Attività richieste:
1/ Elenca tutte le persone citate per nome nell'estratto del documento.
2/ Riscrivi il tratto dell'estratto del documento che va da "Marcello Pera, Perché" fino a "di capitale importanza.", sostituendo "Mare Nostrum" con "Mediterraneo".

Estratto del documento:
Marcello Pera, Perché dobbiamo dirci cristiani. Il liberalismo, l’Europa, l’etica, Milano, Mondadori, 2008, pp. 196.
La storia non ci sta risparmiando interrogativi. Ieri, interni alle mura di quel che fu il presunto (e a volte presuntuoso) «Mondo libero», e dal 2001 ad oggi a livello planetario. Perfino il placido Mare Nostrum è tornato a ribollire, mentre l’Unione Europea si mostra sempre più indecisa (quando non addirittura sfacciatamente impreparata) nell’affrontare sfide che, nell’affermazione di uno Stato unitario, sono di capitale importanza.
Torna utile, allora, rileggere i tre corposi capitoli, preceduti da una lettera di papa Benedetto XVI, che Marcello Pera ha mandato in stampa qualche anno fa col titolo di Perché dobbiamo dirci cristiani. Lavoro che, riprendendo Croce (anche se marginalmente), si oppone all’apostasia del cristianesimo di cui ormai ci si farebbe vanto in Europa. Un’opposizione che, partendo dalla condizione «del laico e liberale che si rivolge al cristianesimo per chiedergli le ragioni della speranza [vuole] riaffermare una fede (altra espressione appropriata non c’è) in valori e princìpi che caratterizzano la nostra civiltà» (pp. 4-5).

Dati forniti:
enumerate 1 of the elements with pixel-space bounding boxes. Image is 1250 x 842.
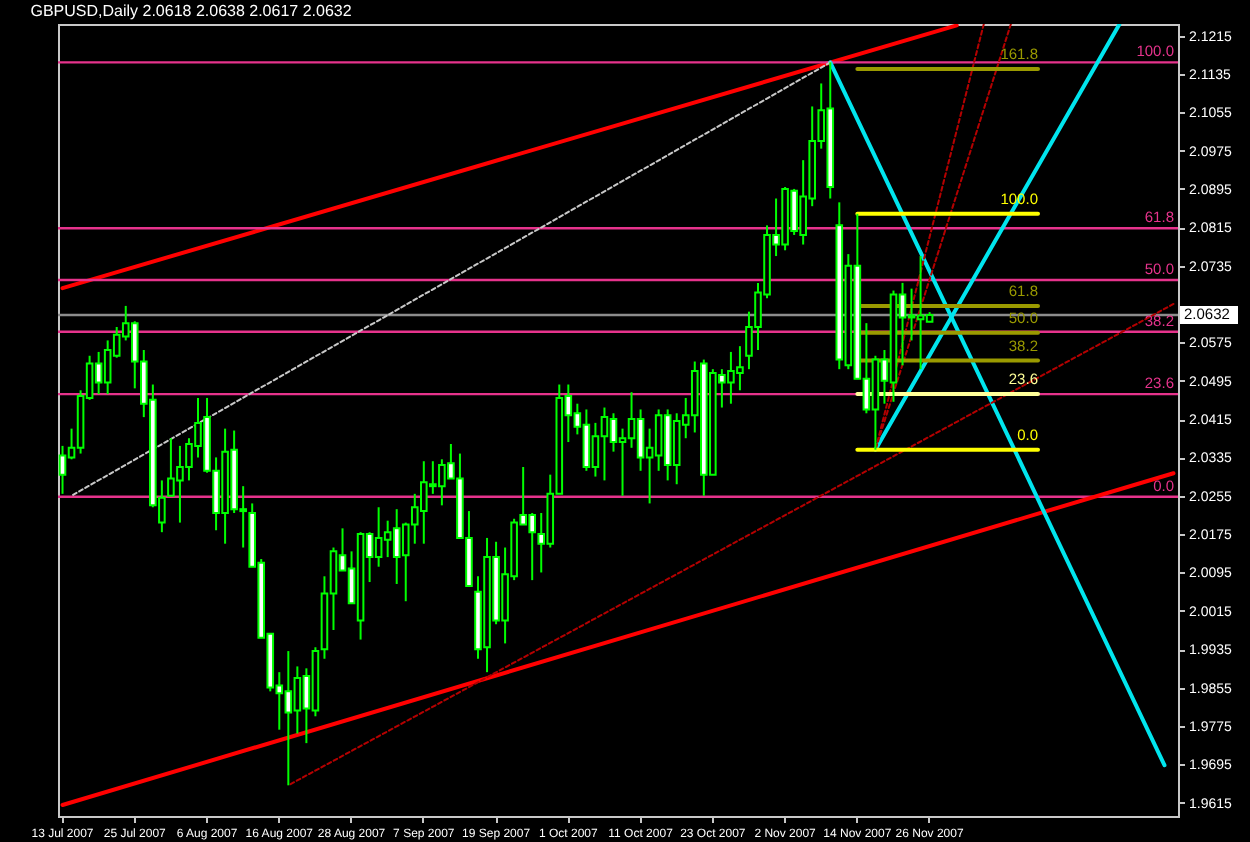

Risposte attese:
1/ Marcello Pera, papa Benedetto XVI, Croce

2/
Marcello Pera, Perché dobbiamo dirci cristiani. Il liberalismo, l’Europa, l’etica, Milano, Mondadori, 2008, pp. 196.
La storia non ci sta risparmiando interrogativi. Ieri, interni alle mura di quel che fu il presunto (e a volte presuntuoso) «Mondo libero», e dal 2001 ad oggi a livello planetario. Perfino il placido Mediterraneo è tornato a ribollire, mentre l’Unione Europea si mostra sempre più indecisa (quando non addirittura sfacciatamente impreparata) nell’affrontare sfide che, nell’affermazione di uno Stato unitario, sono di capitale importanza.